#### INFORMATION SUPPLIED ####

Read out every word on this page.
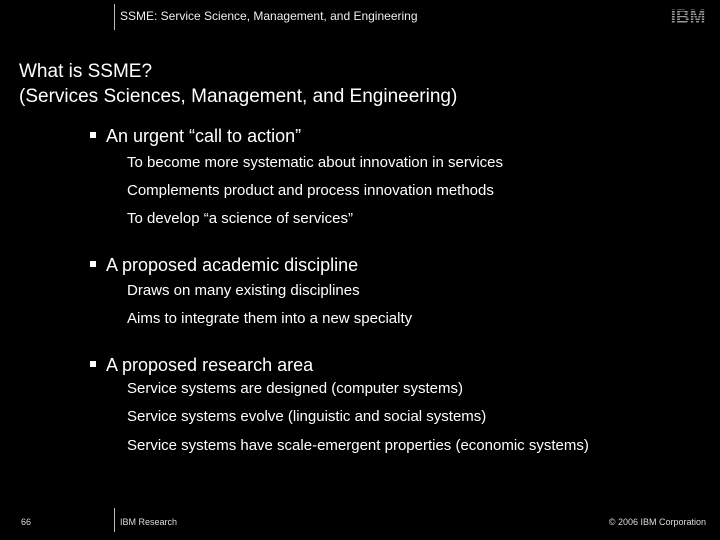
SSME: Service Science, Management, and Engineering	IBM
What is SSME?
(Services Sciences, Management, and Engineering)
An urgent “call to action”
To become more systematic about innovation in services
Complements product and process innovation methods
To develop “a science of services”
A proposed academic discipline
Draws on many existing disciplines
Aims to integrate them into a new specialty
A proposed research area
Service systems are designed (computer systems)
Service systems evolve (linguistic and social systems)
Service systems have scale-emergent properties (economic systems)
66	IBM Research	© 2006 IBM Corporation
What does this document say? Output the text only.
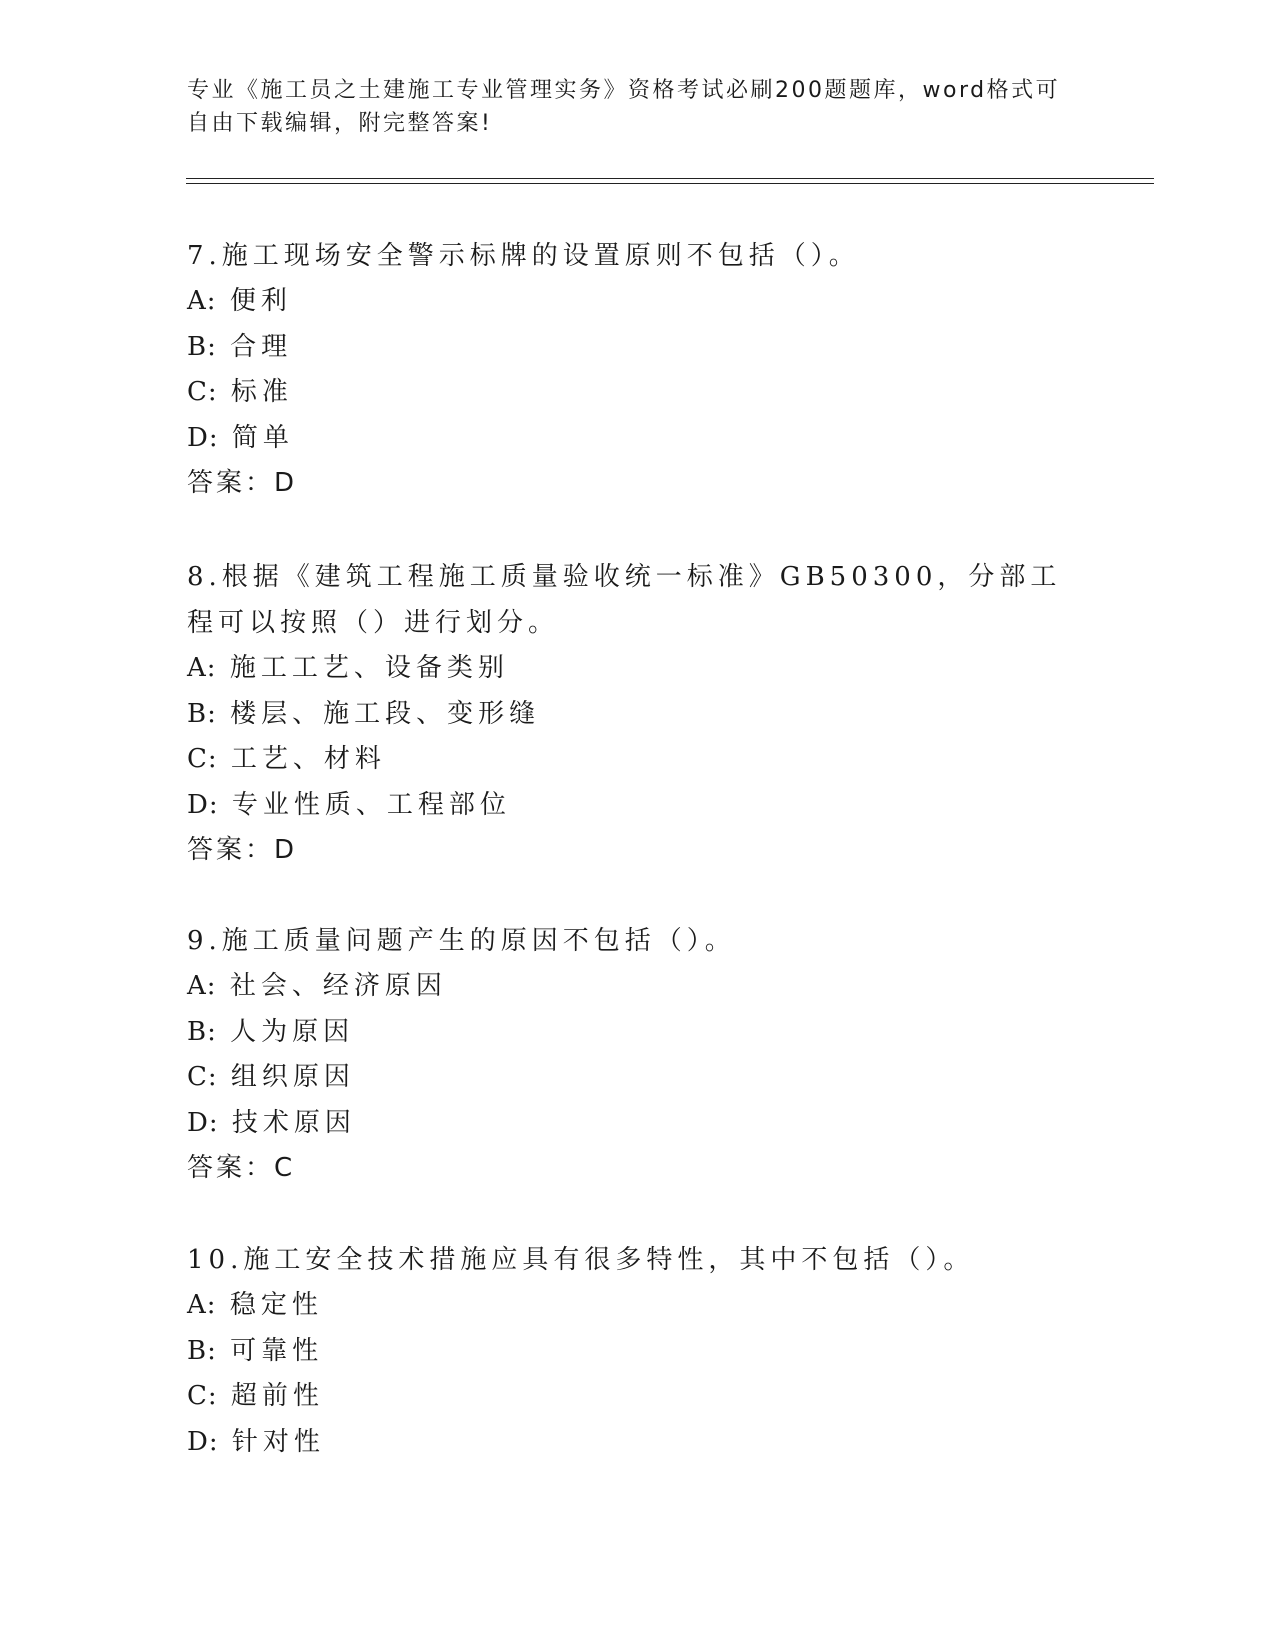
专业《施工员之土建施工专业管理实务》资格考试必刷200题题库，word格式可
自由下载编辑，附完整答案!

7.施工现场安全警示标牌的设置原则不包括（）。

A: 便利
B: 合理
C: 标准
D: 简单
答案：D

8.根据《建筑工程施工质量验收统一标准》GB50300，分部工程可以按照（）进行划分。

A: 施工工艺、设备类别
B: 楼层、施工段、变形缝
C: 工艺、材料
D: 专业性质、工程部位
答案：D

9.施工质量问题产生的原因不包括（）。

A: 社会、经济原因
B: 人为原因
C: 组织原因
D: 技术原因
答案：C

10.施工安全技术措施应具有很多特性，其中不包括（）。

A: 稳定性
B: 可靠性
C: 超前性
D: 针对性
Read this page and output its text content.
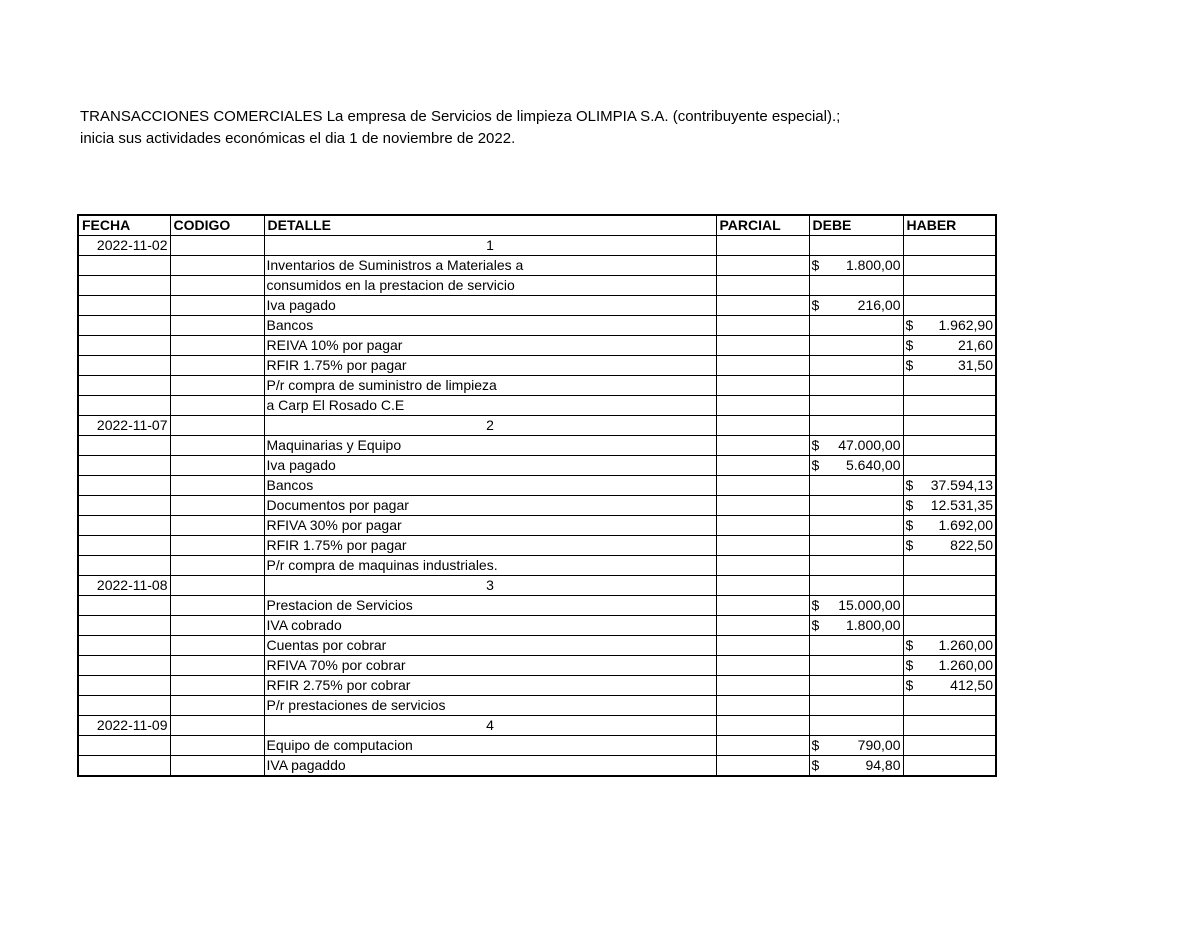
TRANSACCIONES COMERCIALES La empresa de Servicios de limpieza OLIMPIA S.A. (contribuyente especial).;
inicia sus actividades económicas el dia 1 de noviembre de 2022.
FECHA	CODIGO	DETALLE	PARCIAL	DEBE	HABER
2022-11-02		1			
		Inventarios de Suministros a Materiales a		$ 1.800,00	

		consumidos en la prestacion de servicio			
		Iva pagado		$ 216,00	

		Bancos			$ 1.962,90

		REIVA 10% por pagar			$ 21,60

		RFIR 1.75% por pagar			$ 31,50

		P/r compra de suministro de limpieza			
		a Carp El Rosado C.E			
2022-11-07		2			
		Maquinarias y Equipo		$ 47.000,00	

		Iva pagado		$ 5.640,00	

		Bancos			$ 37.594,13

		Documentos por pagar			$ 12.531,35

		RFIVA 30% por pagar			$ 1.692,00

		RFIR 1.75% por pagar			$ 822,50

		P/r compra de maquinas industriales.			
2022-11-08		3			
		Prestacion de Servicios		$ 15.000,00	

		IVA cobrado		$ 1.800,00	

		Cuentas por cobrar			$ 1.260,00

		RFIVA 70% por cobrar			$ 1.260,00

		RFIR 2.75% por cobrar			$ 412,50

		P/r prestaciones de servicios			
2022-11-09		4			
		Equipo de computacion		$ 790,00	

		IVA pagaddo		$ 94,80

####

• WHAT TO WORK ON
Where a line above holds the string "Read", show that line.

• TASK RESPONSE
Read out every word on this page.
Read this page and output its text content.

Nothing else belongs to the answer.